BRIEF: Quote the records below in full, exactly as given, with the images taken out.

DATA ENTRIES:
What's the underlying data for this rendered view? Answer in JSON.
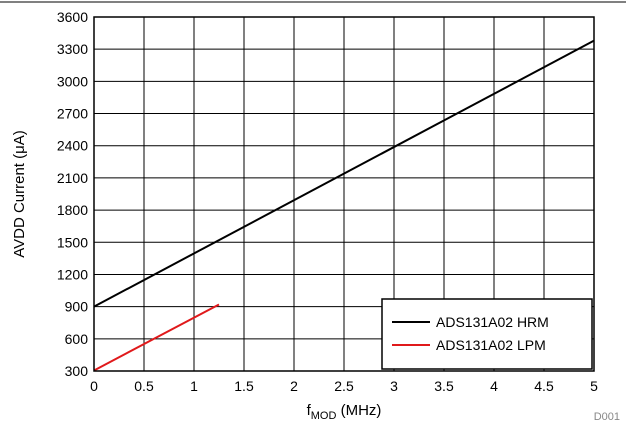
{
  "chart_data": {
    "type": "line",
    "title": "",
    "xlabel_main": "f",
    "xlabel_sub": "MOD",
    "xlabel_rest": " (MHz)",
    "ylabel": "AVDD Current (μA)",
    "xlim": [
      0,
      5
    ],
    "ylim": [
      300,
      3600
    ],
    "xticks": [
      0,
      0.5,
      1,
      1.5,
      2,
      2.5,
      3,
      3.5,
      4,
      4.5,
      5
    ],
    "xtick_labels": [
      "0",
      "0.5",
      "1",
      "1.5",
      "2",
      "2.5",
      "3",
      "3.5",
      "4",
      "4.5",
      "5"
    ],
    "yticks": [
      300,
      600,
      900,
      1200,
      1500,
      1800,
      2100,
      2400,
      2700,
      3000,
      3300,
      3600
    ],
    "ytick_labels": [
      "300",
      "600",
      "900",
      "1200",
      "1500",
      "1800",
      "2100",
      "2400",
      "2700",
      "3000",
      "3300",
      "3600"
    ],
    "grid": true,
    "legend_position": "bottom-right",
    "series": [
      {
        "name": "ADS131A02 HRM",
        "color": "#000000",
        "x": [
          0,
          5
        ],
        "y": [
          900,
          3380
        ]
      },
      {
        "name": "ADS131A02 LPM",
        "color": "#e0191b",
        "x": [
          0,
          1.25
        ],
        "y": [
          305,
          920
        ]
      }
    ],
    "figure_id": "D001"
  }
}
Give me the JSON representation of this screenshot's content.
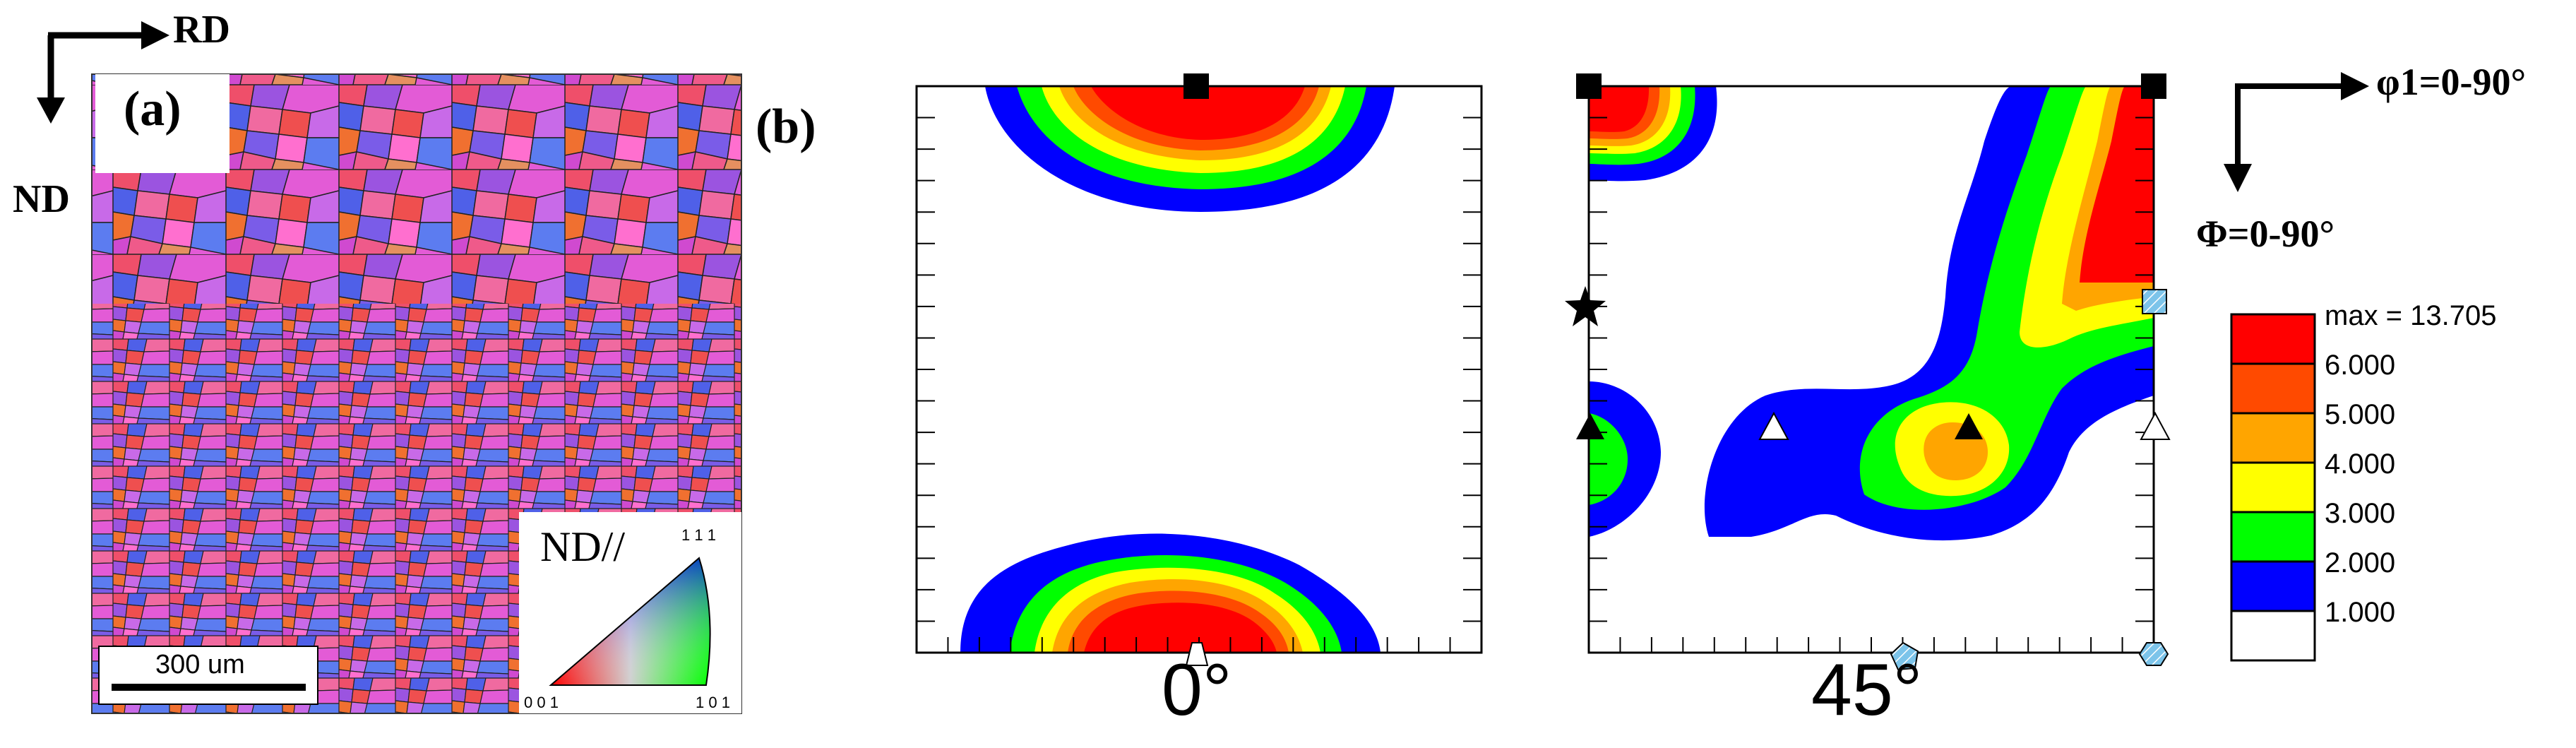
{
  "panel_a": {
    "label": "(a)",
    "axis_rd": "RD",
    "axis_nd": "ND",
    "scale_bar": "300 um",
    "ipf_key": {
      "title": "ND//",
      "corner_top": "1 1 1",
      "corner_left": "0 0 1",
      "corner_right": "1 0 1"
    }
  },
  "panel_b": {
    "label": "(b)",
    "sections": [
      {
        "caption": "0°"
      },
      {
        "caption": "45°"
      }
    ],
    "axis_phi1": "φ1=0-90°",
    "axis_Phi": "Φ=0-90°",
    "legend": {
      "entries": [
        {
          "label": "max = 13.705",
          "color": "#ff0000"
        },
        {
          "label": "6.000",
          "color": "#ff4a00"
        },
        {
          "label": "5.000",
          "color": "#ffa500"
        },
        {
          "label": "4.000",
          "color": "#ffff00"
        },
        {
          "label": "3.000",
          "color": "#00ff00"
        },
        {
          "label": "2.000",
          "color": "#0000ff"
        },
        {
          "label": "1.000",
          "color": "#ffffff"
        }
      ]
    }
  },
  "colors": {
    "red": "#ff0000",
    "orange_red": "#ff4a00",
    "orange": "#ffa500",
    "yellow": "#ffff00",
    "green": "#00ff00",
    "blue": "#0000ff",
    "hatch_blue": "#7cc4ea",
    "grain_pink": "#e35bd6",
    "grain_blue": "#4f60e8",
    "grain_red": "#ef4f4f",
    "grain_purple": "#9b54e0"
  }
}
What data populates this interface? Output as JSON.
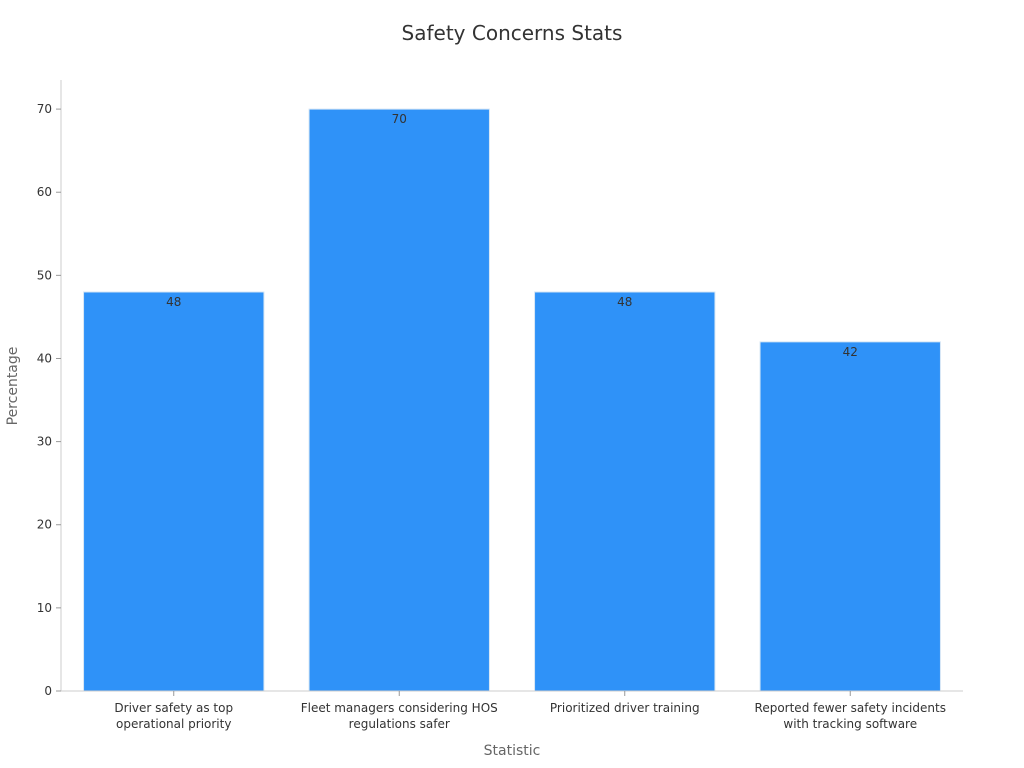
{
  "chart_data": {
    "type": "bar",
    "title": "Safety Concerns Stats",
    "xlabel": "Statistic",
    "ylabel": "Percentage",
    "categories": [
      [
        "Driver safety as top",
        "operational priority"
      ],
      [
        "Fleet managers considering HOS",
        "regulations safer"
      ],
      [
        "Prioritized driver training"
      ],
      [
        "Reported fewer safety incidents",
        "with tracking software"
      ]
    ],
    "values": [
      48,
      70,
      48,
      42
    ],
    "ylim": [
      0,
      73.5
    ],
    "yticks": [
      0,
      10,
      20,
      30,
      40,
      50,
      60,
      70
    ],
    "grid": false,
    "bar_color": "#2F92F8",
    "bar_edge_color": "#D6E6F5"
  }
}
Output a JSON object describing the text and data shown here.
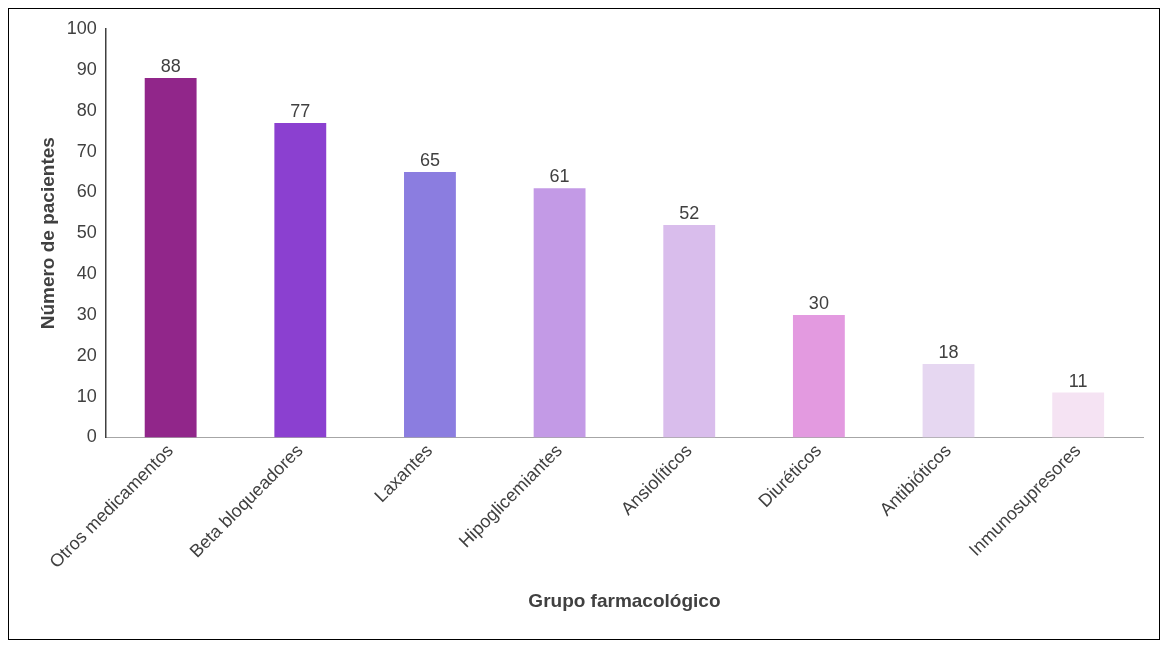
{
  "chart_data": {
    "type": "bar",
    "xlabel": "Grupo farmacológico",
    "ylabel": "Número de pacientes",
    "categories": [
      "Otros medicamentos",
      "Beta bloqueadores",
      "Laxantes",
      "Hipoglicemiantes",
      "Ansiolíticos",
      "Diuréticos",
      "Antibióticos",
      "Inmunosupresores"
    ],
    "values": [
      88,
      77,
      65,
      61,
      52,
      30,
      18,
      11
    ],
    "colors": [
      "#91268a",
      "#8b40d0",
      "#8b7de0",
      "#c39ae6",
      "#d9bdec",
      "#e39ae0",
      "#e6d7f1",
      "#f5e3f3"
    ],
    "ylim": [
      0,
      100
    ],
    "yticks": [
      0,
      10,
      20,
      30,
      40,
      50,
      60,
      70,
      80,
      90,
      100
    ],
    "grid": false,
    "legend": false,
    "data_labels": true
  }
}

COMPLETE RESPONSE:
What's the underlying data for this rendered view? Answer in JSON.
{
  "chart_data": {
    "type": "line",
    "title": "",
    "xlabel_main": "f",
    "xlabel_sub": "MOD",
    "xlabel_rest": " (MHz)",
    "ylabel": "AVDD Current (μA)",
    "xlim": [
      0,
      5
    ],
    "ylim": [
      300,
      3600
    ],
    "xticks": [
      0,
      0.5,
      1,
      1.5,
      2,
      2.5,
      3,
      3.5,
      4,
      4.5,
      5
    ],
    "xtick_labels": [
      "0",
      "0.5",
      "1",
      "1.5",
      "2",
      "2.5",
      "3",
      "3.5",
      "4",
      "4.5",
      "5"
    ],
    "yticks": [
      300,
      600,
      900,
      1200,
      1500,
      1800,
      2100,
      2400,
      2700,
      3000,
      3300,
      3600
    ],
    "ytick_labels": [
      "300",
      "600",
      "900",
      "1200",
      "1500",
      "1800",
      "2100",
      "2400",
      "2700",
      "3000",
      "3300",
      "3600"
    ],
    "grid": true,
    "legend_position": "bottom-right",
    "series": [
      {
        "name": "ADS131A02 HRM",
        "color": "#000000",
        "x": [
          0,
          5
        ],
        "y": [
          900,
          3380
        ]
      },
      {
        "name": "ADS131A02 LPM",
        "color": "#e0191b",
        "x": [
          0,
          1.25
        ],
        "y": [
          305,
          920
        ]
      }
    ],
    "figure_id": "D001"
  }
}
Give me the JSON representation of this screenshot's content.
{
  "panel_a": {
    "label": "(a)",
    "axis_rd": "RD",
    "axis_nd": "ND",
    "scale_bar": "300 um",
    "ipf_key": {
      "title": "ND//",
      "corner_top": "1 1 1",
      "corner_left": "0 0 1",
      "corner_right": "1 0 1"
    }
  },
  "panel_b": {
    "label": "(b)",
    "sections": [
      {
        "caption": "0°"
      },
      {
        "caption": "45°"
      }
    ],
    "axis_phi1": "φ1=0-90°",
    "axis_Phi": "Φ=0-90°",
    "legend": {
      "entries": [
        {
          "label": "max = 13.705",
          "color": "#ff0000"
        },
        {
          "label": "6.000",
          "color": "#ff4a00"
        },
        {
          "label": "5.000",
          "color": "#ffa500"
        },
        {
          "label": "4.000",
          "color": "#ffff00"
        },
        {
          "label": "3.000",
          "color": "#00ff00"
        },
        {
          "label": "2.000",
          "color": "#0000ff"
        },
        {
          "label": "1.000",
          "color": "#ffffff"
        }
      ]
    }
  },
  "colors": {
    "red": "#ff0000",
    "orange_red": "#ff4a00",
    "orange": "#ffa500",
    "yellow": "#ffff00",
    "green": "#00ff00",
    "blue": "#0000ff",
    "hatch_blue": "#7cc4ea",
    "grain_pink": "#e35bd6",
    "grain_blue": "#4f60e8",
    "grain_red": "#ef4f4f",
    "grain_purple": "#9b54e0"
  }
}
What data populates this interface? Output as JSON.
{
  "chart_data": {
    "type": "bar",
    "title": "Safety Concerns Stats",
    "xlabel": "Statistic",
    "ylabel": "Percentage",
    "categories": [
      [
        "Driver safety as top",
        "operational priority"
      ],
      [
        "Fleet managers considering HOS",
        "regulations safer"
      ],
      [
        "Prioritized driver training"
      ],
      [
        "Reported fewer safety incidents",
        "with tracking software"
      ]
    ],
    "values": [
      48,
      70,
      48,
      42
    ],
    "ylim": [
      0,
      73.5
    ],
    "yticks": [
      0,
      10,
      20,
      30,
      40,
      50,
      60,
      70
    ],
    "grid": false,
    "bar_color": "#2F92F8",
    "bar_edge_color": "#D6E6F5"
  }
}
Output a JSON object describing the text and data shown here.
{
  "chart_data": {
    "type": "bar",
    "xlabel": "Grupo farmacológico",
    "ylabel": "Número de pacientes",
    "categories": [
      "Otros medicamentos",
      "Beta bloqueadores",
      "Laxantes",
      "Hipoglicemiantes",
      "Ansiolíticos",
      "Diuréticos",
      "Antibióticos",
      "Inmunosupresores"
    ],
    "values": [
      88,
      77,
      65,
      61,
      52,
      30,
      18,
      11
    ],
    "colors": [
      "#91268a",
      "#8b40d0",
      "#8b7de0",
      "#c39ae6",
      "#d9bdec",
      "#e39ae0",
      "#e6d7f1",
      "#f5e3f3"
    ],
    "ylim": [
      0,
      100
    ],
    "yticks": [
      0,
      10,
      20,
      30,
      40,
      50,
      60,
      70,
      80,
      90,
      100
    ],
    "grid": false,
    "legend": false,
    "data_labels": true
  }
}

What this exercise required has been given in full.